Jum'at, 26/04/2024 06:59 WIB

Penyikapan Terhadap Omnibus Law Belum Seirama. Judicial Review Diharapkan Jadi Jalan Keluar

Demonstrasi kami para buruh tidak sampai mendesak pak Jokowi mundur.

Presiden Konfederasi Serikat Buruh Seluruh Indonesia (KSBSI) Elly Rosita Silaban

Jakarta, Jurnas.com - Penyikapan terhadap Omnibus Law kluster Undang-Undang Cipta Kerja masih belum padu, sehingga proses judicial review ke Mahkamah Konstitusi (MK) diharap memberi jalan keluar terbaik demi keadilan bagi para pekerja dan semua masyarakat.


Hal ini disampaikan Presiden Konfederasi Serikat Buruh Seluruh Indonesia (KSBSI) Elly Rosita Silaban dalam diskusi webinar yang dihelat Indonesian Public Institute (IPI) dengan Tema: "Pro Kontra Omnibus Law, Kepentingan Siapa?" Jumat, 16 Oktober 2020.


Diskusi itu diawali pra-kata oleh Direktur Eksekutif IPI Karyono Wibowo, kemudian paparan materi empat pembicara, yakni Presiden Konfederasi Serikat Buruh Seluruh Indonesia (KSBSI) Elly Rosita Silaban, Wakil Ketua Komisi Tetap Pembiayaan Infrastruktur Bidang Konstruksi & Infrastruktur KADIN/Kabid Fiskal Perbankan & Asuransi SOKSI, Irvan Rahardjo, Pengamat Sosial Politik, Intelijen dan Keamanan, Stanislaus Riyanta, Aktivis Mahasiswa, Abdi Maulana, dan moderator diskusi Puspita Ayu Putri.


Elly menegaskan, sebenarnya KSBSI sudah tegas menolak Omnibus Law UU Ciptaker, namun dengan cara-cara yang baik. Bahkan ketika sudah disahkan menjadi UU, ada tuntutan agar Presiden Jokowi keluarkan Perrpu untuk membatalkannya.


"Saat ini pun, kita para buruh sudah siapkan materi Judicial Review ke MK. Itu kita lakukan karena banyak kepentingan kami tidak diakomodir dalam UU Cipta Kerja itu," jelas Elly.


Hanya saja, Elly tidak menampik dalam aksi demo buruh tolak Omnibus Law, ada yang mencuri panggung, dan ingin dikenal di depan oleh masyarakat.

• • • •

**Tugas:**
#1 Salin kembali bagian berita tentang Omnibus Law antara "Diskusi itu diawali" dan "Perrpu untuk membatalkannya.", termasuk keduanya, lalu ganti "menegaskan" dengan "menyatakan".
#2 Lanjutkan berita tentang penyikapan Omnibus Law mulai setelah kalimat terakhirnya.

**Data yang Diberikan:**
• • • •

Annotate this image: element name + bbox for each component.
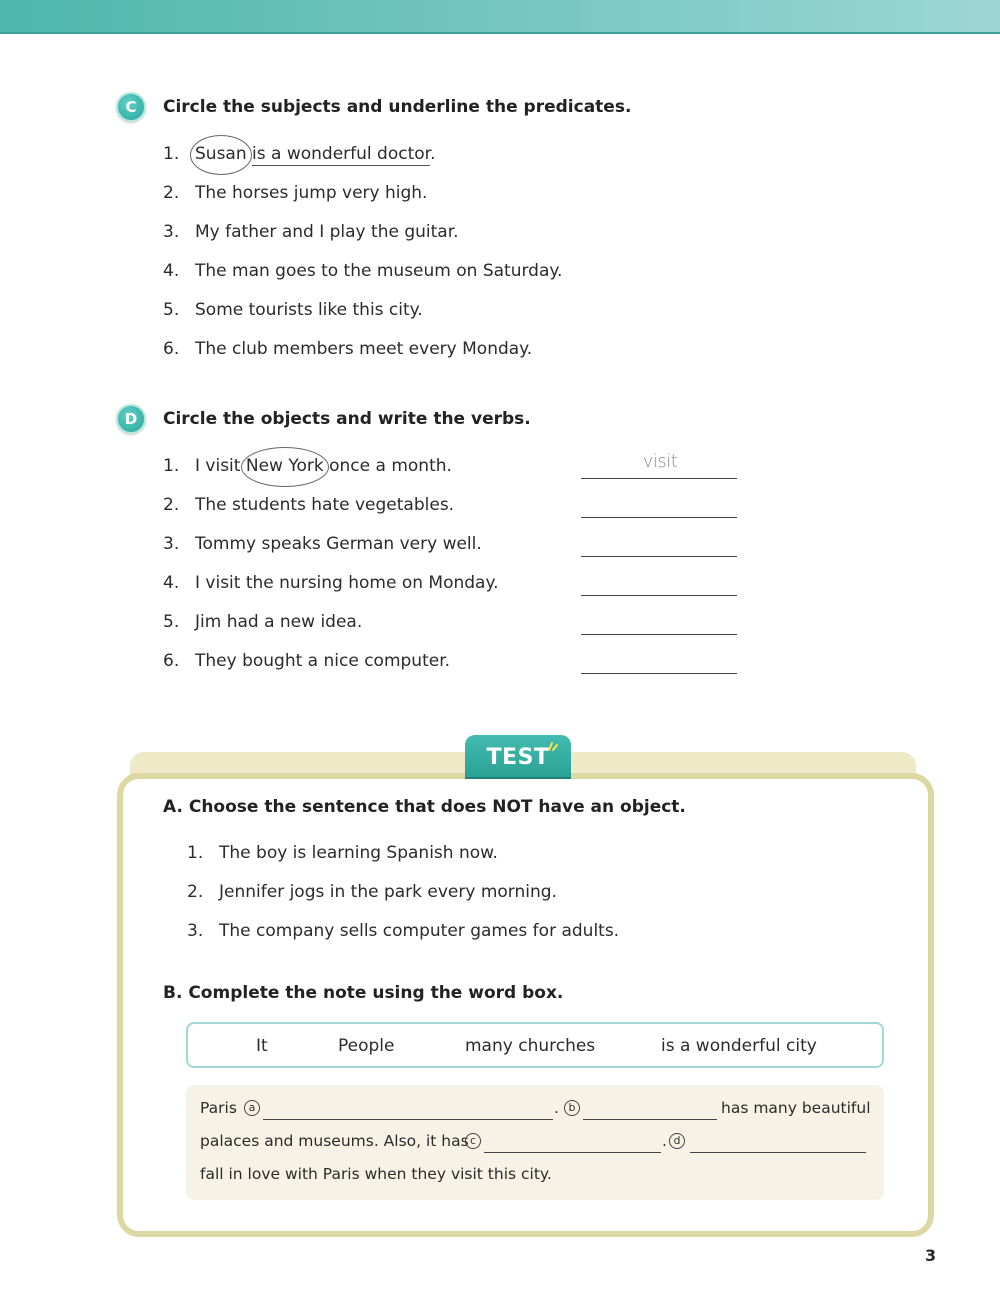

• • • •

**Jawaban:**
#1
Diskusi itu diawali pra-kata oleh Direktur Eksekutif IPI Karyono Wibowo, kemudian paparan materi empat pembicara, yakni Presiden Konfederasi Serikat Buruh Seluruh Indonesia (KSBSI) Elly Rosita Silaban, Wakil Ketua Komisi Tetap Pembiayaan Infrastruktur Bidang Konstruksi & Infrastruktur KADIN/Kabid Fiskal Perbankan & Asuransi SOKSI, Irvan Rahardjo, Pengamat Sosial Politik, Intelijen dan Keamanan, Stanislaus Riyanta, Aktivis Mahasiswa, Abdi Maulana, dan moderator diskusi Puspita Ayu Putri.


Elly menyatakan, sebenarnya KSBSI sudah tegas menolak Omnibus Law UU Ciptaker, namun dengan cara-cara yang baik. Bahkan ketika sudah disahkan menjadi UU, ada tuntutan agar Presiden Jokowi keluarkan Perrpu untuk membatalkannya.

#2
Padahal kalau memang tulus menolak, jelas Elly, maka mestinya fokus pada apa yang menjadi penolakan itu. Sedangkan tujuan serikat pekerja menolak Omnibus Law adalah agar nasib buruh benar-benar diperhatikan dan harkat martabat buruh di Indonesia bisa diangkat.


"Demonstrasi kami para buruh tidak sampai mendesak pak Jokowi mundur. Saya menjamin, demo dari para buruh tidak sampai melakukan pengrusakan, penjarahan, pembakaran. Kami garansi tak ada bagian kami melakukan itu. Bahkan kami tak ada menyampaikan statemen yang provokatif," tegas Elli.


Sementara itu, dari sisi politik dan intelijen, Stanislaus Riyanto menyayangkan aksi unjuk rasa para buruh dan mahasiswa yang sejatinya dijamin undang-undang, justru diwarnai kekerasan ataupun serangan terhadap aparat keamanan dan perusakan fasilitas umum.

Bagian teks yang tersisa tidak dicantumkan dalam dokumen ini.